(Data records)
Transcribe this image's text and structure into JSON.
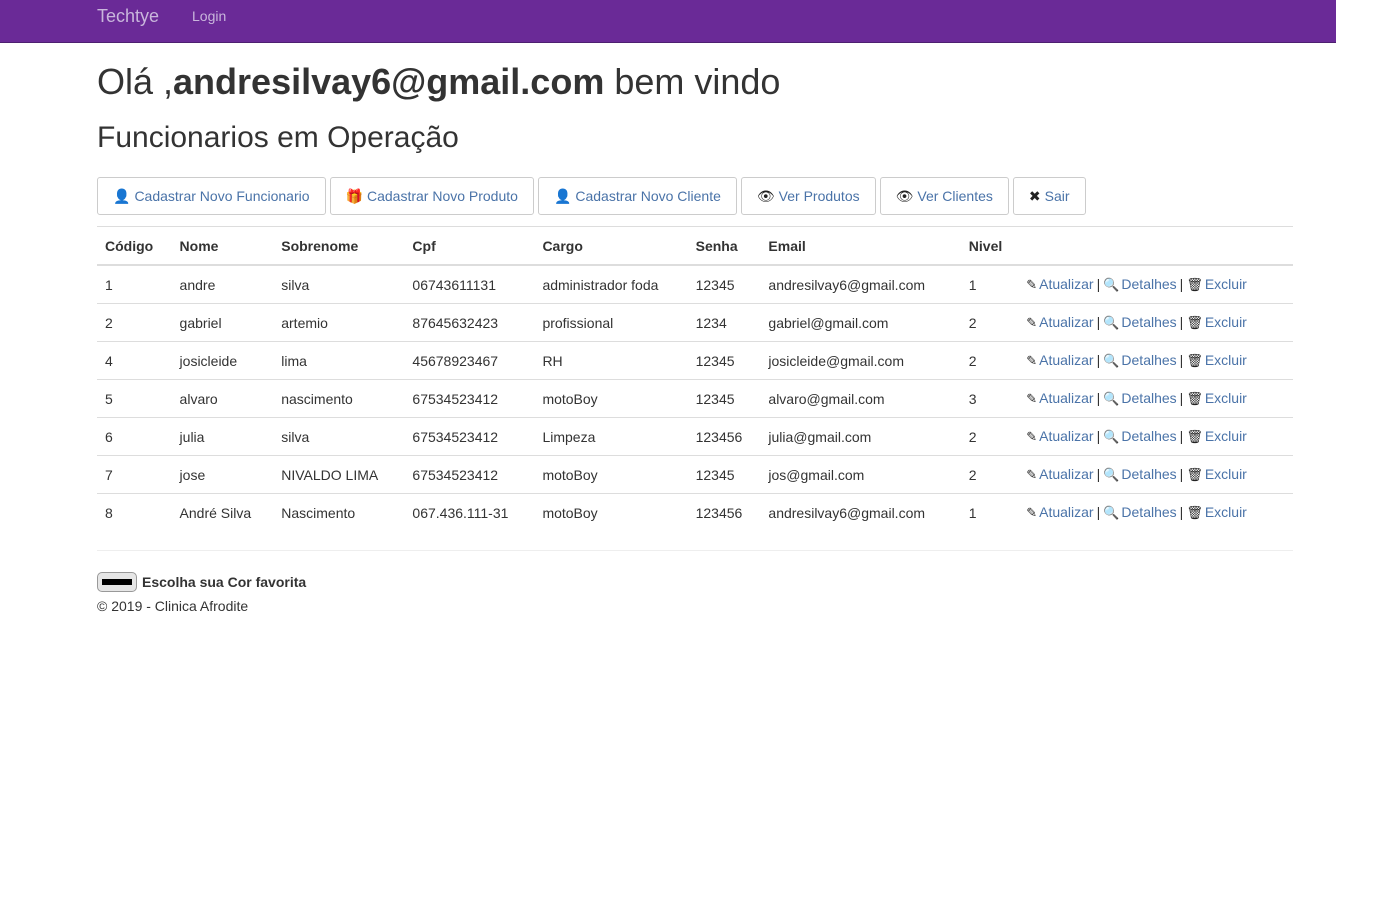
{
  "navbar": {
    "brand": "Techtye",
    "login": "Login",
    "bg_color": "#6a2a97"
  },
  "header": {
    "greeting_prefix": "Olá ,",
    "user_email": "andresilvay6@gmail.com",
    "greeting_suffix": " bem vindo",
    "subtitle": "Funcionarios em Operação"
  },
  "toolbar": {
    "buttons": [
      {
        "icon": "user-icon",
        "glyph": "👤",
        "label": "Cadastrar Novo Funcionario"
      },
      {
        "icon": "gift-icon",
        "glyph": "🎁",
        "label": "Cadastrar Novo Produto"
      },
      {
        "icon": "user-icon",
        "glyph": "👤",
        "label": "Cadastrar Novo Cliente"
      },
      {
        "icon": "eye-icon",
        "glyph": "👁",
        "label": "Ver Produtos"
      },
      {
        "icon": "eye-icon",
        "glyph": "👁",
        "label": "Ver Clientes"
      },
      {
        "icon": "close-icon",
        "glyph": "✖",
        "label": "Sair"
      }
    ]
  },
  "table": {
    "columns": [
      "Código",
      "Nome",
      "Sobrenome",
      "Cpf",
      "Cargo",
      "Senha",
      "Email",
      "Nivel",
      ""
    ],
    "actions": {
      "update": "Atualizar",
      "details": "Detalhes",
      "delete": "Excluir",
      "separator": "|"
    },
    "rows": [
      [
        "1",
        "andre",
        "silva",
        "06743611131",
        "administrador foda",
        "12345",
        "andresilvay6@gmail.com",
        "1"
      ],
      [
        "2",
        "gabriel",
        "artemio",
        "87645632423",
        "profissional",
        "1234",
        "gabriel@gmail.com",
        "2"
      ],
      [
        "4",
        "josicleide",
        "lima",
        "45678923467",
        "RH",
        "12345",
        "josicleide@gmail.com",
        "2"
      ],
      [
        "5",
        "alvaro",
        "nascimento",
        "67534523412",
        "motoBoy",
        "12345",
        "alvaro@gmail.com",
        "3"
      ],
      [
        "6",
        "julia",
        "silva",
        "67534523412",
        "Limpeza",
        "123456",
        "julia@gmail.com",
        "2"
      ],
      [
        "7",
        "jose",
        "NIVALDO LIMA",
        "67534523412",
        "motoBoy",
        "12345",
        "jos@gmail.com",
        "2"
      ],
      [
        "8",
        "André Silva",
        "Nascimento",
        "067.436.111-31",
        "motoBoy",
        "123456",
        "andresilvay6@gmail.com",
        "1"
      ]
    ]
  },
  "footer": {
    "color_label": "Escolha sua Cor favorita",
    "color_value": "#000000",
    "copyright": "© 2019 - Clinica Afrodite"
  }
}
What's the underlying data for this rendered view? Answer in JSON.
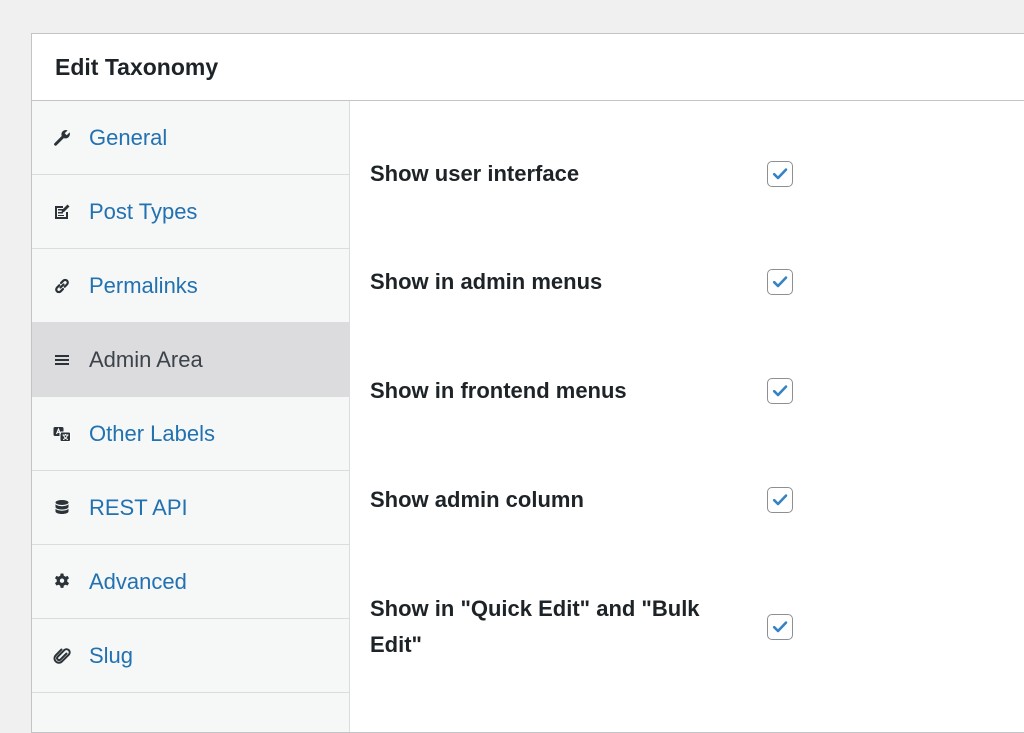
{
  "panel": {
    "title": "Edit Taxonomy"
  },
  "sidebar": {
    "items": [
      {
        "label": "General",
        "icon": "wrench-icon",
        "active": false
      },
      {
        "label": "Post Types",
        "icon": "post-types-icon",
        "active": false
      },
      {
        "label": "Permalinks",
        "icon": "link-icon",
        "active": false
      },
      {
        "label": "Admin Area",
        "icon": "menu-icon",
        "active": true
      },
      {
        "label": "Other Labels",
        "icon": "translation-icon",
        "active": false
      },
      {
        "label": "REST API",
        "icon": "database-icon",
        "active": false
      },
      {
        "label": "Advanced",
        "icon": "gear-icon",
        "active": false
      },
      {
        "label": "Slug",
        "icon": "paperclip-icon",
        "active": false
      }
    ]
  },
  "settings": {
    "rows": [
      {
        "label": "Show user interface",
        "checked": true
      },
      {
        "label": "Show in admin menus",
        "checked": true
      },
      {
        "label": "Show in frontend menus",
        "checked": true
      },
      {
        "label": "Show admin column",
        "checked": true
      },
      {
        "label": "Show in \"Quick Edit\" and \"Bulk Edit\"",
        "checked": true
      }
    ]
  },
  "colors": {
    "link": "#2271b1",
    "active_bg": "#dcdcde",
    "checkmark": "#3582c4",
    "border": "#c3c4c7"
  }
}
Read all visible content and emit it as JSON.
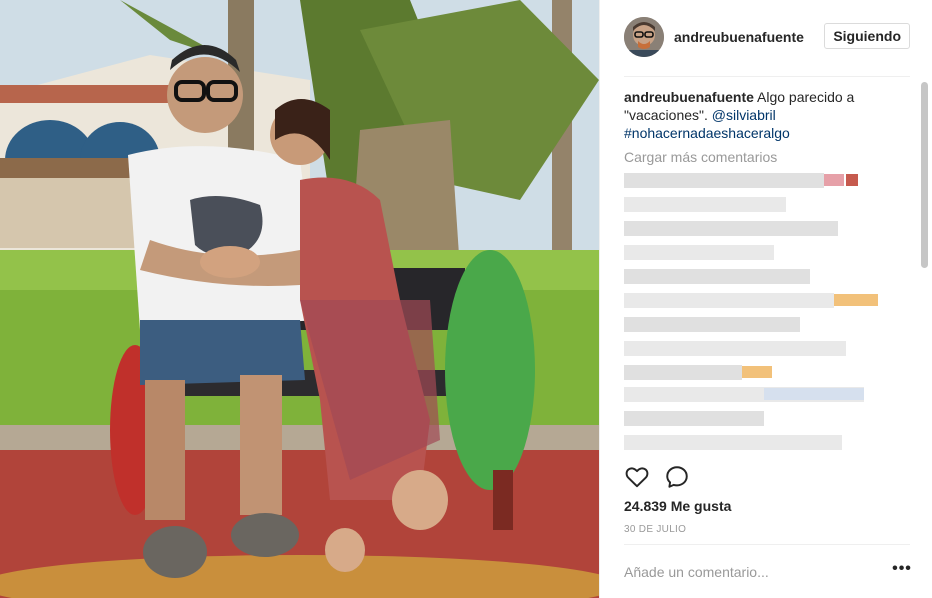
{
  "post": {
    "username": "andreubuenafuente",
    "follow_label": "Siguiendo",
    "caption": {
      "author": "andreubuenafuente",
      "text": " Algo parecido a \"vacaciones\". ",
      "mention": "@silviabril",
      "hashtag": "#nohacernadaeshaceralgo"
    },
    "load_more_label": "Cargar más comentarios",
    "likes_text": "24.839 Me gusta",
    "date_text": "30 DE JULIO",
    "comment_placeholder": "Añade un comentario...",
    "more_options": "•••"
  },
  "icons": {
    "like": "heart-outline-icon",
    "comment": "speech-bubble-icon",
    "options": "more-horizontal-icon"
  },
  "colors": {
    "link": "#003569",
    "muted": "#999999",
    "border": "#dbdbdb"
  }
}
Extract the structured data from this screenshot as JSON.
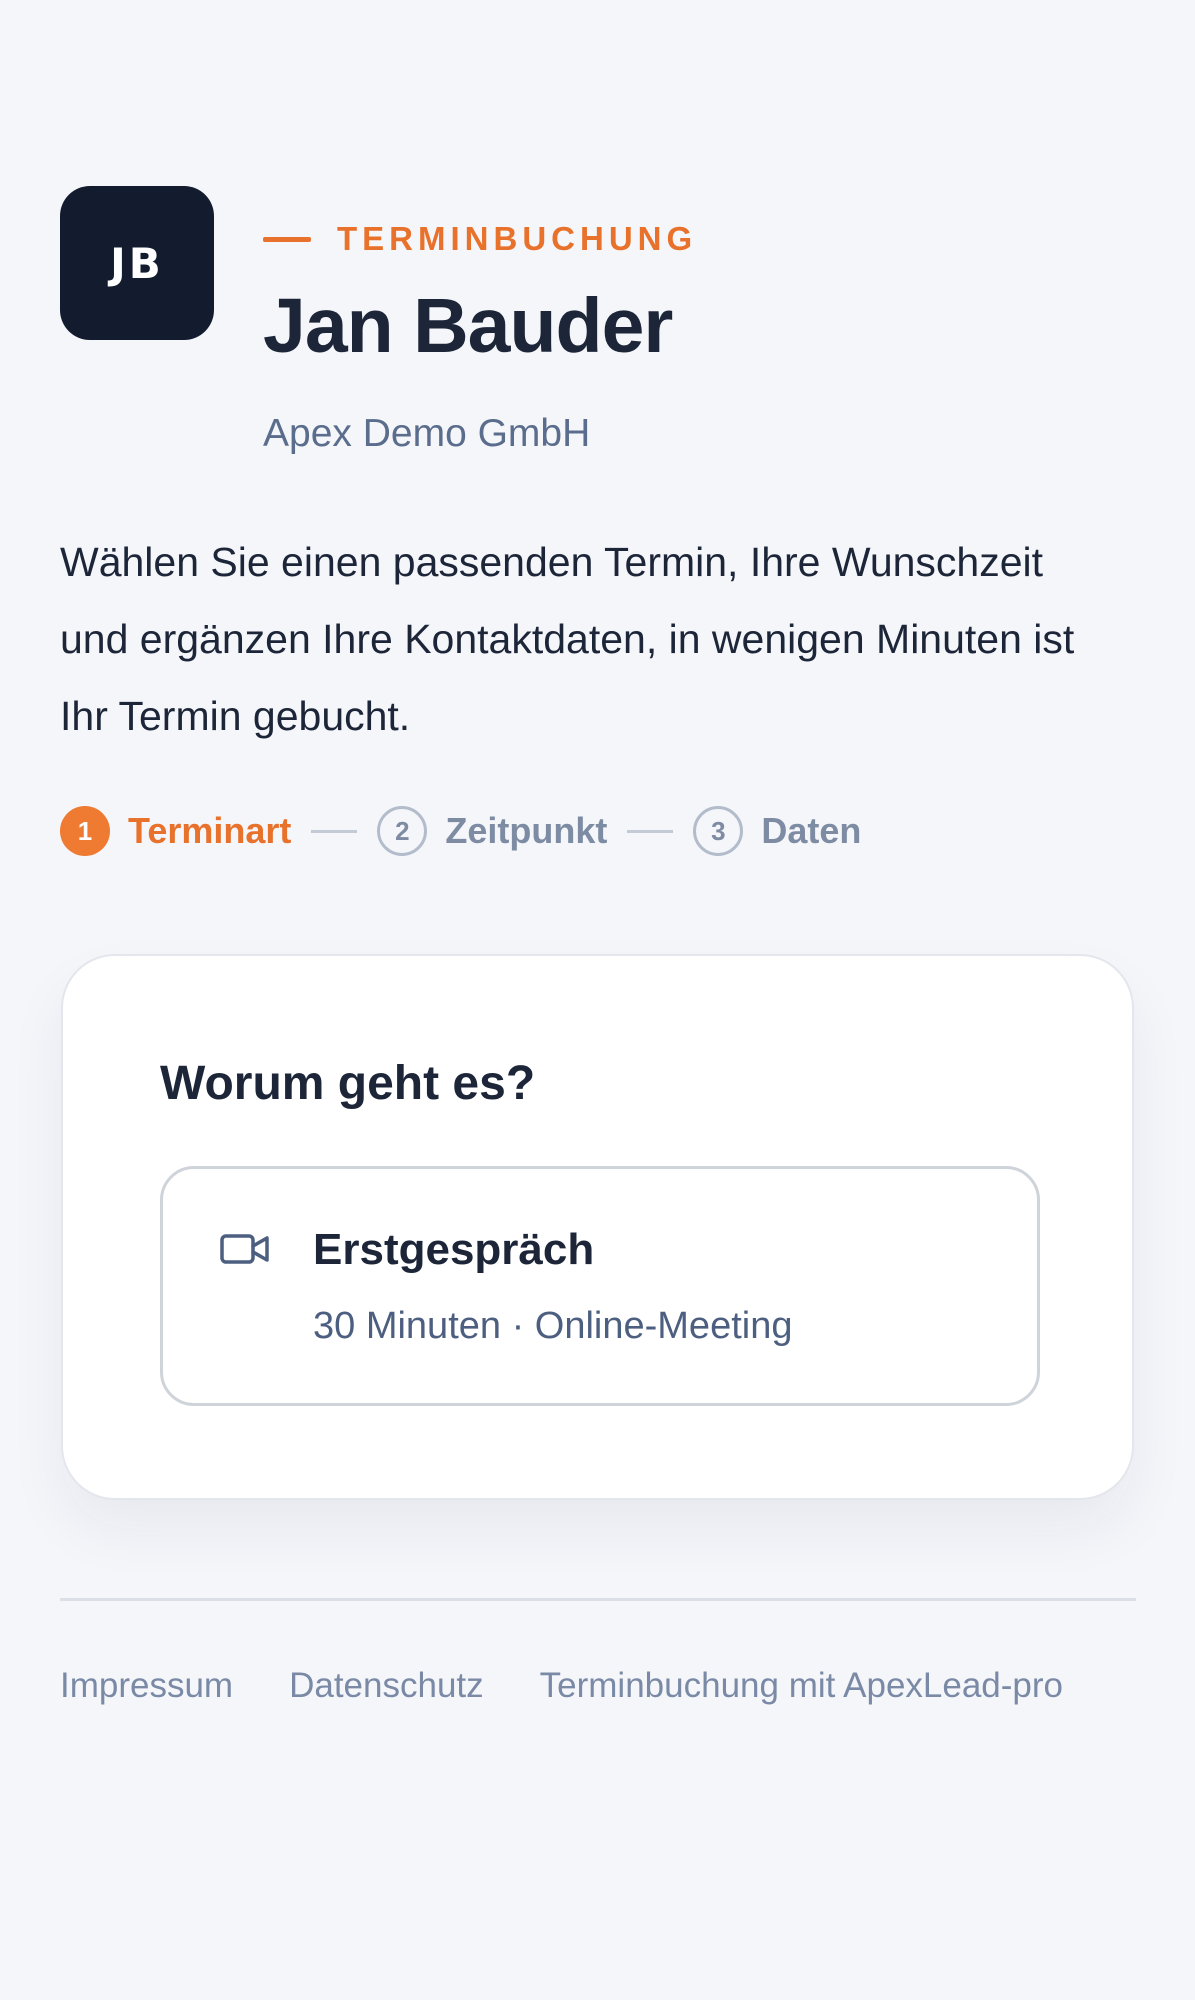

| PROBLEM REQUIREMENTS |
Retype every entry verbatim and exclude the pictures from the copy.

| COMPLETE RESPONSE |
Transcribe this image's text and structure into JSON.
{
  "navbar": {
    "brand": "Techtye",
    "login": "Login",
    "bg_color": "#6a2a97"
  },
  "header": {
    "greeting_prefix": "Olá ,",
    "user_email": "andresilvay6@gmail.com",
    "greeting_suffix": " bem vindo",
    "subtitle": "Funcionarios em Operação"
  },
  "toolbar": {
    "buttons": [
      {
        "icon": "user-icon",
        "glyph": "👤",
        "label": "Cadastrar Novo Funcionario"
      },
      {
        "icon": "gift-icon",
        "glyph": "🎁",
        "label": "Cadastrar Novo Produto"
      },
      {
        "icon": "user-icon",
        "glyph": "👤",
        "label": "Cadastrar Novo Cliente"
      },
      {
        "icon": "eye-icon",
        "glyph": "👁",
        "label": "Ver Produtos"
      },
      {
        "icon": "eye-icon",
        "glyph": "👁",
        "label": "Ver Clientes"
      },
      {
        "icon": "close-icon",
        "glyph": "✖",
        "label": "Sair"
      }
    ]
  },
  "table": {
    "columns": [
      "Código",
      "Nome",
      "Sobrenome",
      "Cpf",
      "Cargo",
      "Senha",
      "Email",
      "Nivel",
      ""
    ],
    "actions": {
      "update": "Atualizar",
      "details": "Detalhes",
      "delete": "Excluir",
      "separator": "|"
    },
    "rows": [
      [
        "1",
        "andre",
        "silva",
        "06743611131",
        "administrador foda",
        "12345",
        "andresilvay6@gmail.com",
        "1"
      ],
      [
        "2",
        "gabriel",
        "artemio",
        "87645632423",
        "profissional",
        "1234",
        "gabriel@gmail.com",
        "2"
      ],
      [
        "4",
        "josicleide",
        "lima",
        "45678923467",
        "RH",
        "12345",
        "josicleide@gmail.com",
        "2"
      ],
      [
        "5",
        "alvaro",
        "nascimento",
        "67534523412",
        "motoBoy",
        "12345",
        "alvaro@gmail.com",
        "3"
      ],
      [
        "6",
        "julia",
        "silva",
        "67534523412",
        "Limpeza",
        "123456",
        "julia@gmail.com",
        "2"
      ],
      [
        "7",
        "jose",
        "NIVALDO LIMA",
        "67534523412",
        "motoBoy",
        "12345",
        "jos@gmail.com",
        "2"
      ],
      [
        "8",
        "André Silva",
        "Nascimento",
        "067.436.111-31",
        "motoBoy",
        "123456",
        "andresilvay6@gmail.com",
        "1"
      ]
    ]
  },
  "footer": {
    "color_label": "Escolha sua Cor favorita",
    "color_value": "#000000",
    "copyright": "© 2019 - Clinica Afrodite"
  }
}
What's the underlying data for this rendered view? Answer in JSON.
{
  "panel": {
    "title": "Edit Taxonomy"
  },
  "sidebar": {
    "items": [
      {
        "label": "General",
        "icon": "wrench-icon",
        "active": false
      },
      {
        "label": "Post Types",
        "icon": "post-types-icon",
        "active": false
      },
      {
        "label": "Permalinks",
        "icon": "link-icon",
        "active": false
      },
      {
        "label": "Admin Area",
        "icon": "menu-icon",
        "active": true
      },
      {
        "label": "Other Labels",
        "icon": "translation-icon",
        "active": false
      },
      {
        "label": "REST API",
        "icon": "database-icon",
        "active": false
      },
      {
        "label": "Advanced",
        "icon": "gear-icon",
        "active": false
      },
      {
        "label": "Slug",
        "icon": "paperclip-icon",
        "active": false
      }
    ]
  },
  "settings": {
    "rows": [
      {
        "label": "Show user interface",
        "checked": true
      },
      {
        "label": "Show in admin menus",
        "checked": true
      },
      {
        "label": "Show in frontend menus",
        "checked": true
      },
      {
        "label": "Show admin column",
        "checked": true
      },
      {
        "label": "Show in \"Quick Edit\" and \"Bulk Edit\"",
        "checked": true
      }
    ]
  },
  "colors": {
    "link": "#2271b1",
    "active_bg": "#dcdcde",
    "checkmark": "#3582c4",
    "border": "#c3c4c7"
  }
}
Read all visible content and emit it as JSON.
{
  "post": {
    "username": "andreubuenafuente",
    "follow_label": "Siguiendo",
    "caption": {
      "author": "andreubuenafuente",
      "text": " Algo parecido a \"vacaciones\". ",
      "mention": "@silviabril",
      "hashtag": "#nohacernadaeshaceralgo"
    },
    "load_more_label": "Cargar más comentarios",
    "likes_text": "24.839 Me gusta",
    "date_text": "30 DE JULIO",
    "comment_placeholder": "Añade un comentario...",
    "more_options": "•••"
  },
  "icons": {
    "like": "heart-outline-icon",
    "comment": "speech-bubble-icon",
    "options": "more-horizontal-icon"
  },
  "colors": {
    "link": "#003569",
    "muted": "#999999",
    "border": "#dbdbdb"
  }
}
Extract the structured data from this screenshot as JSON.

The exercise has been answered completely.